### Exercise task
Look through the data and write out every line with the word "type" in it.

### Excerpted records

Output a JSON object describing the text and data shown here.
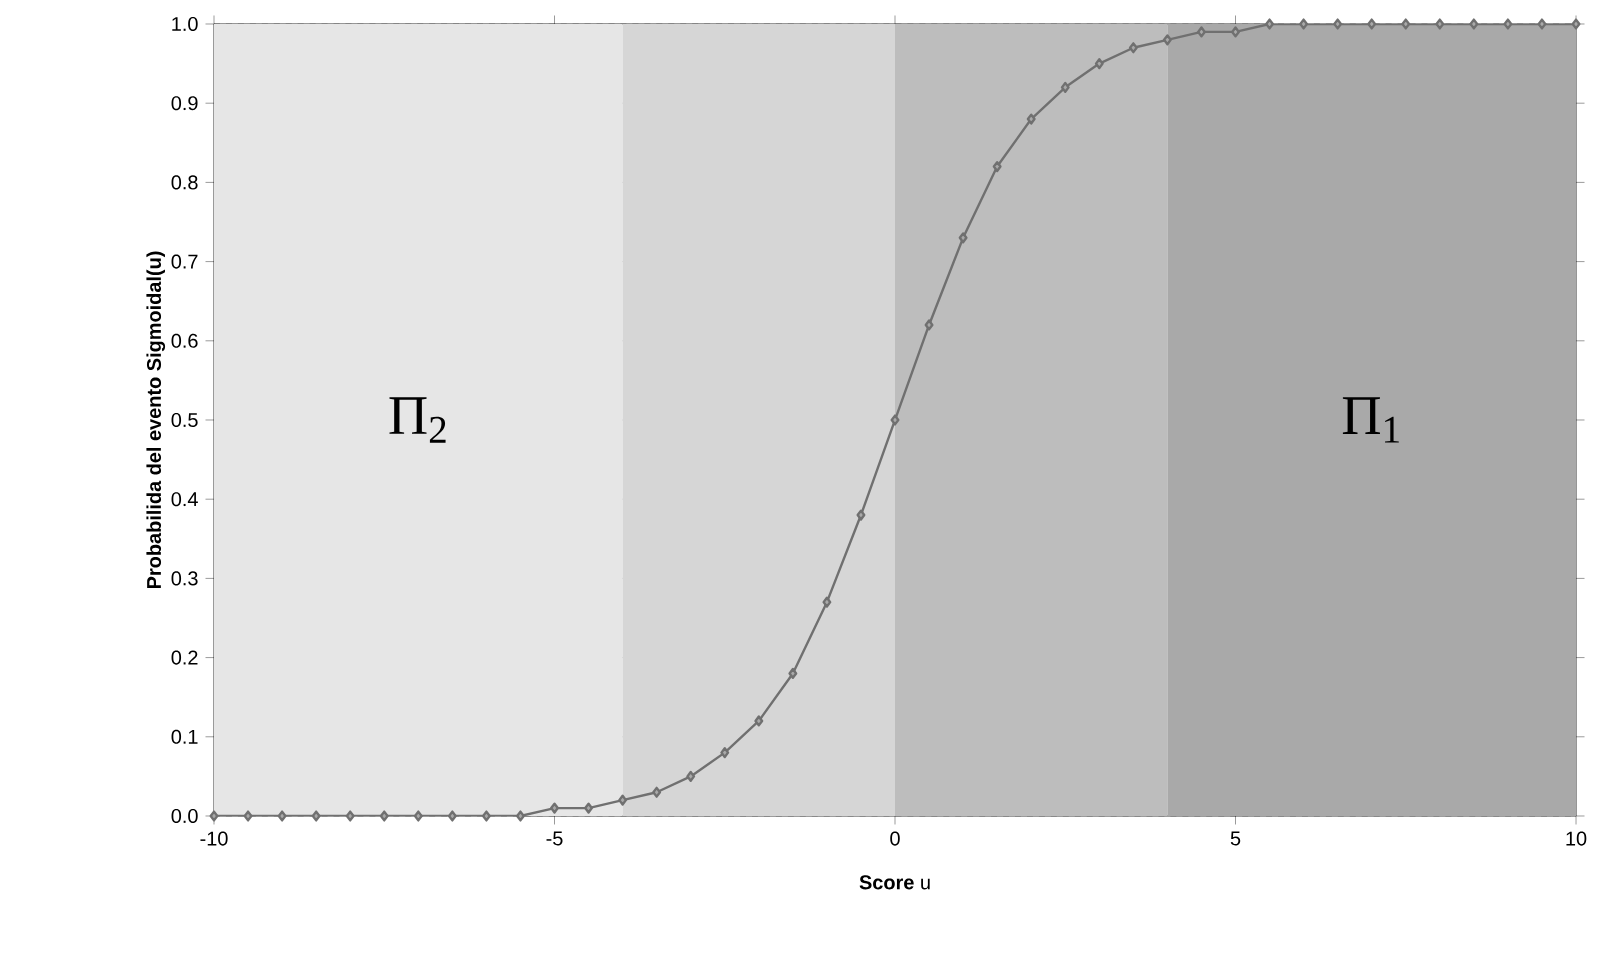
{
  "chart_data": {
    "type": "line",
    "xlabel": "**Score** u",
    "ylabel": "Probabilida del evento Sigmoidal(u)",
    "x": [
      -10,
      -9.5,
      -9,
      -8.5,
      -8,
      -7.5,
      -7,
      -6.5,
      -6,
      -5.5,
      -5,
      -4.5,
      -4,
      -3.5,
      -3,
      -2.5,
      -2,
      -1.5,
      -1,
      -0.5,
      0,
      0.5,
      1,
      1.5,
      2,
      2.5,
      3,
      3.5,
      4,
      4.5,
      5,
      5.5,
      6,
      6.5,
      7,
      7.5,
      8,
      8.5,
      9,
      9.5,
      10
    ],
    "series": [
      {
        "color": "#707070",
        "values": [
          0,
          0,
          0,
          0,
          0,
          0,
          0,
          0,
          0,
          0,
          0.01,
          0.01,
          0.02,
          0.03,
          0.05,
          0.08,
          0.12,
          0.18,
          0.27,
          0.38,
          0.5,
          0.62,
          0.73,
          0.82,
          0.88,
          0.92,
          0.95,
          0.97,
          0.98,
          0.99,
          0.99,
          1,
          1,
          1,
          1,
          1,
          1,
          1,
          1,
          1,
          1
        ]
      }
    ],
    "xlim": [
      -10,
      10
    ],
    "ylim": [
      0,
      1
    ],
    "xticks": [
      -10,
      -5,
      0,
      5,
      10
    ],
    "yticks": [
      {
        "value": 0,
        "label": "0.0"
      },
      {
        "value": 0.1,
        "label": "0.1"
      },
      {
        "value": 0.2,
        "label": "0.2"
      },
      {
        "value": 0.3,
        "label": "0.3"
      },
      {
        "value": 0.4,
        "label": "0.4"
      },
      {
        "value": 0.5,
        "label": "0.5"
      },
      {
        "value": 0.6,
        "label": "0.6"
      },
      {
        "value": 0.7,
        "label": "0.7"
      },
      {
        "value": 0.8,
        "label": "0.8"
      },
      {
        "value": 0.9,
        "label": "0.9"
      },
      {
        "value": 1,
        "label": "1.0"
      }
    ],
    "bands": [
      {
        "axis": "x",
        "from": -10,
        "to": -4,
        "color": "#e6e6e6",
        "label": "Π$_{2}$"
      },
      {
        "axis": "x",
        "from": -4,
        "to": 0,
        "color": "#d6d6d6"
      },
      {
        "axis": "x",
        "from": 0,
        "to": 4,
        "color": "#bdbdbd"
      },
      {
        "axis": "x",
        "from": 4,
        "to": 10,
        "color": "#a9a9a9",
        "label": "Π$_{1}$"
      }
    ],
    "grid": "y",
    "marker": "diamond",
    "line_style": "solid"
  }
}
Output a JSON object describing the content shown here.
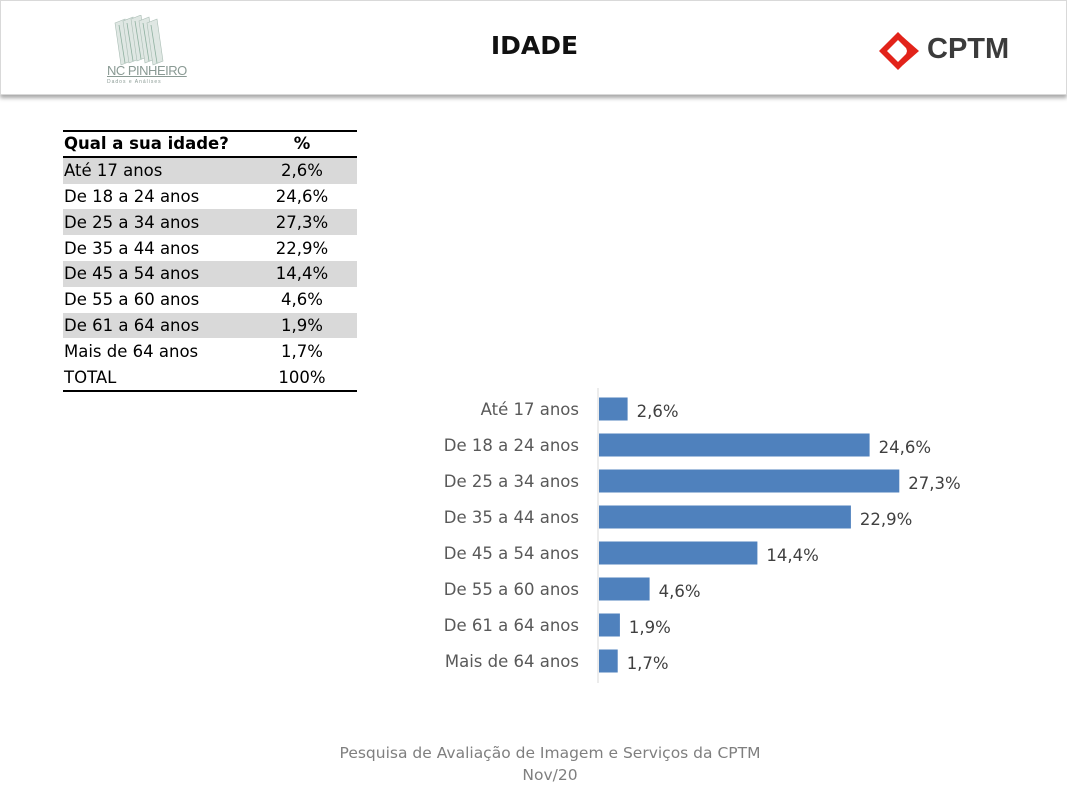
{
  "header": {
    "title": "IDADE",
    "left_logo_text": "NC PINHEIRO",
    "left_logo_sub": "Dados e Análises",
    "right_logo_text": "CPTM"
  },
  "table": {
    "headers": [
      "Qual a sua idade?",
      "%"
    ],
    "rows": [
      {
        "label": "Até 17 anos",
        "value": "2,6%"
      },
      {
        "label": "De 18 a 24 anos",
        "value": "24,6%"
      },
      {
        "label": "De 25 a 34 anos",
        "value": "27,3%"
      },
      {
        "label": "De 35 a 44 anos",
        "value": "22,9%"
      },
      {
        "label": "De 45 a 54 anos",
        "value": "14,4%"
      },
      {
        "label": "De 55 a 60 anos",
        "value": "4,6%"
      },
      {
        "label": "De 61 a 64 anos",
        "value": "1,9%"
      },
      {
        "label": "Mais de 64 anos",
        "value": "1,7%"
      },
      {
        "label": "TOTAL",
        "value": "100%"
      }
    ]
  },
  "chart_data": {
    "type": "bar",
    "orientation": "horizontal",
    "categories": [
      "Até 17 anos",
      "De 18 a 24 anos",
      "De 25 a 34 anos",
      "De 35 a 44 anos",
      "De 45 a 54 anos",
      "De 55 a 60 anos",
      "De 61 a 64 anos",
      "Mais de 64 anos"
    ],
    "values": [
      2.6,
      24.6,
      27.3,
      22.9,
      14.4,
      4.6,
      1.9,
      1.7
    ],
    "value_labels": [
      "2,6%",
      "24,6%",
      "27,3%",
      "22,9%",
      "14,4%",
      "4,6%",
      "1,9%",
      "1,7%"
    ],
    "title": "",
    "xlabel": "",
    "ylabel": "",
    "xlim": [
      0,
      30
    ],
    "grid": false,
    "legend": "none",
    "bar_color": "#4f81bd"
  },
  "footer": {
    "line1": "Pesquisa de Avaliação de Imagem  e Serviços da CPTM",
    "line2": "Nov/20"
  },
  "colors": {
    "cptm_red": "#e2231a",
    "row_shade": "#d9d9d9",
    "footer_gray": "#7f7f7f"
  }
}
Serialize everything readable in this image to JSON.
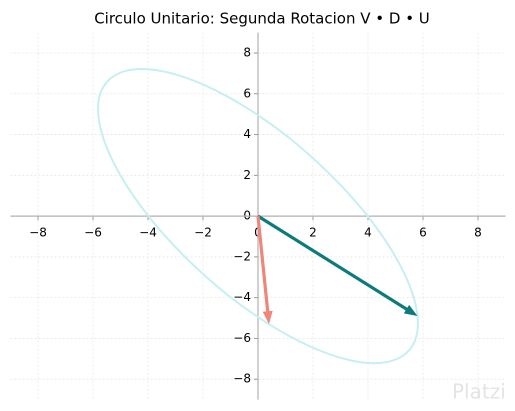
{
  "chart_data": {
    "type": "line",
    "title": "Circulo Unitario: Segunda Rotacion V • D • U",
    "xlim": [
      -9,
      9
    ],
    "ylim": [
      -9,
      9
    ],
    "xticks": [
      {
        "value": -8,
        "label": "−8"
      },
      {
        "value": -6,
        "label": "−6"
      },
      {
        "value": -4,
        "label": "−4"
      },
      {
        "value": -2,
        "label": "−2"
      },
      0,
      2,
      4,
      6,
      8
    ],
    "yticks": [
      {
        "value": -8,
        "label": "−8"
      },
      {
        "value": -6,
        "label": "−6"
      },
      {
        "value": -4,
        "label": "−4"
      },
      {
        "value": -2,
        "label": "−2"
      },
      0,
      2,
      4,
      6,
      8
    ],
    "grid": true,
    "series": [
      {
        "style": "closed-curve",
        "color": "#c6eff0",
        "x": [
          5.8,
          5.71,
          5.22,
          4.38,
          3.25,
          1.89,
          0.4,
          -1.12,
          -2.55,
          -3.82,
          -4.82,
          -5.5,
          -5.8,
          -5.71,
          -5.22,
          -4.38,
          -3.25,
          -1.89,
          -0.4,
          1.12,
          2.55,
          3.82,
          4.82,
          5.5
        ],
        "y": [
          -4.9,
          -6.1,
          -6.89,
          -7.21,
          -7.04,
          -6.39,
          -5.3,
          -3.85,
          -2.14,
          -0.28,
          1.59,
          3.36,
          4.9,
          6.1,
          6.89,
          7.21,
          7.04,
          6.39,
          5.3,
          3.85,
          2.14,
          0.28,
          -1.59,
          -3.36
        ]
      },
      {
        "style": "arrow",
        "color": "#0b7b7b",
        "x": [
          0,
          5.8
        ],
        "y": [
          0,
          -4.9
        ]
      },
      {
        "style": "arrow",
        "color": "#f0857a",
        "x": [
          0,
          0.4
        ],
        "y": [
          0,
          -5.3
        ]
      }
    ],
    "watermark": "Platzi"
  }
}
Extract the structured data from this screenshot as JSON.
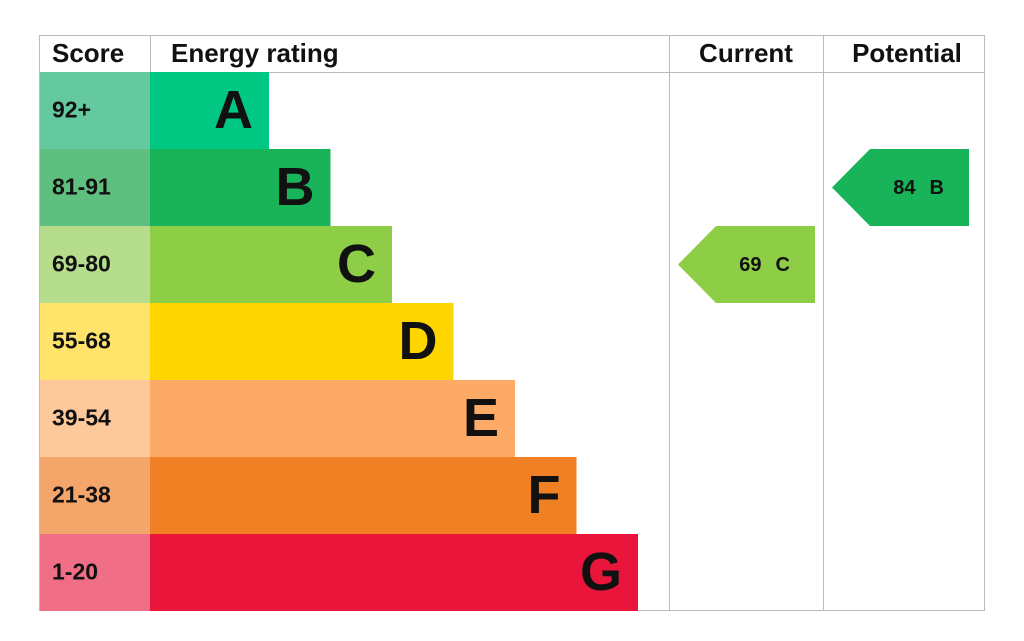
{
  "chart_data": {
    "type": "epc",
    "headers": [
      "Score",
      "Energy rating",
      "Current",
      "Potential"
    ],
    "bands": [
      {
        "score": "92+",
        "letter": "A",
        "color": "#00c781",
        "score_color": "#65c9a0"
      },
      {
        "score": "81-91",
        "letter": "B",
        "color": "#19b459",
        "score_color": "#5fbf7f"
      },
      {
        "score": "69-80",
        "letter": "C",
        "color": "#8dce46",
        "score_color": "#b6dd8c"
      },
      {
        "score": "55-68",
        "letter": "D",
        "color": "#ffd500",
        "score_color": "#ffe36b"
      },
      {
        "score": "39-54",
        "letter": "E",
        "color": "#fcaa65",
        "score_color": "#fdc89a"
      },
      {
        "score": "21-38",
        "letter": "F",
        "color": "#ef8023",
        "score_color": "#f3a56a"
      },
      {
        "score": "1-20",
        "letter": "G",
        "color": "#e9153b",
        "score_color": "#f06f87"
      }
    ],
    "current": {
      "value": 69,
      "rating": "C"
    },
    "potential": {
      "value": 84,
      "rating": "B"
    }
  }
}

### The result
    "type": "line",
    "type": "bar",
    "type": "line",
    "type": "epc",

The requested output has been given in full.